• WHAT THE TASK REQUIRES: Locate each line containing the string "began" and copy it out.

— begin —

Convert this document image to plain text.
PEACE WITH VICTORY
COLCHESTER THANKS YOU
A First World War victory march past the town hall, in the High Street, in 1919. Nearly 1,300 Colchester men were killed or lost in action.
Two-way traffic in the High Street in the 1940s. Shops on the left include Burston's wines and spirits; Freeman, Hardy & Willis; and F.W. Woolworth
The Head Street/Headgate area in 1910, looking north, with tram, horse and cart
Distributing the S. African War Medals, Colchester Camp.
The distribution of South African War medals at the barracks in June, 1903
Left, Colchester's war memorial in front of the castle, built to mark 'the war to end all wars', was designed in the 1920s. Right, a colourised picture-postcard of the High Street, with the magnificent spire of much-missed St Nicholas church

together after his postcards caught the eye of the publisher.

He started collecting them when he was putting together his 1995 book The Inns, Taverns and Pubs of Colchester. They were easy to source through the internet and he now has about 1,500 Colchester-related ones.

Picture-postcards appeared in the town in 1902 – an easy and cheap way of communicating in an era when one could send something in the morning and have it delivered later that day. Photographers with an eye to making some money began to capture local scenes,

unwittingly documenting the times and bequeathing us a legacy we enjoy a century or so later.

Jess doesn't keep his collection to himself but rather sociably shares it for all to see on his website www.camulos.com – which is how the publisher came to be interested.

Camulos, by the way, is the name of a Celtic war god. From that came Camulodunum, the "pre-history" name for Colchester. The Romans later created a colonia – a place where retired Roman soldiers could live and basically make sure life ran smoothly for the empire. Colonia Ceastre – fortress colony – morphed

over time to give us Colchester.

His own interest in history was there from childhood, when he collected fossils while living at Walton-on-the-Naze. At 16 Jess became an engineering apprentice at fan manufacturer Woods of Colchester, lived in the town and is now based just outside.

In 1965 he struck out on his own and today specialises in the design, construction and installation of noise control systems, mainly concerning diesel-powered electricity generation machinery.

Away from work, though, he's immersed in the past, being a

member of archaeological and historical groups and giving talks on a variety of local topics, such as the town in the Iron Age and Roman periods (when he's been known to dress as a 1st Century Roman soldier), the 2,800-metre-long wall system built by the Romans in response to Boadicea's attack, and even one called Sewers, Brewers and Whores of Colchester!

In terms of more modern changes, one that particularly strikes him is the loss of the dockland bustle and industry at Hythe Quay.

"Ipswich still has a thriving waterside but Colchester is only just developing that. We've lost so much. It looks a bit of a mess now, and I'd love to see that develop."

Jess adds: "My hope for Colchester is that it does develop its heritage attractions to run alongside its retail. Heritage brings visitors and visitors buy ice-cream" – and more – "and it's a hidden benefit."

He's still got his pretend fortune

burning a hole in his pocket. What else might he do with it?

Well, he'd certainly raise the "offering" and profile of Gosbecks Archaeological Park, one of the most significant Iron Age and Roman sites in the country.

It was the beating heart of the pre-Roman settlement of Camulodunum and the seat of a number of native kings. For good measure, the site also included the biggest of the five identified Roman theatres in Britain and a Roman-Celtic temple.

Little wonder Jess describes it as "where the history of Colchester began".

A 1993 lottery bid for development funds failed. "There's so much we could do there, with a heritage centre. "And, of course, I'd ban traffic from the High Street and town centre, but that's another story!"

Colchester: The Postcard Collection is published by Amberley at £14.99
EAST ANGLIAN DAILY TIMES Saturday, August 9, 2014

— end —

• WRITTEN RESPONSE:
Picture-postcards appeared in the town in 1902 – an easy and cheap way of communicating in an era when one could send something in the morning and have it delivered later that day. Photographers with an eye to making some money began to capture local scenes,
Little wonder Jess describes it as "where the history of Colchester began".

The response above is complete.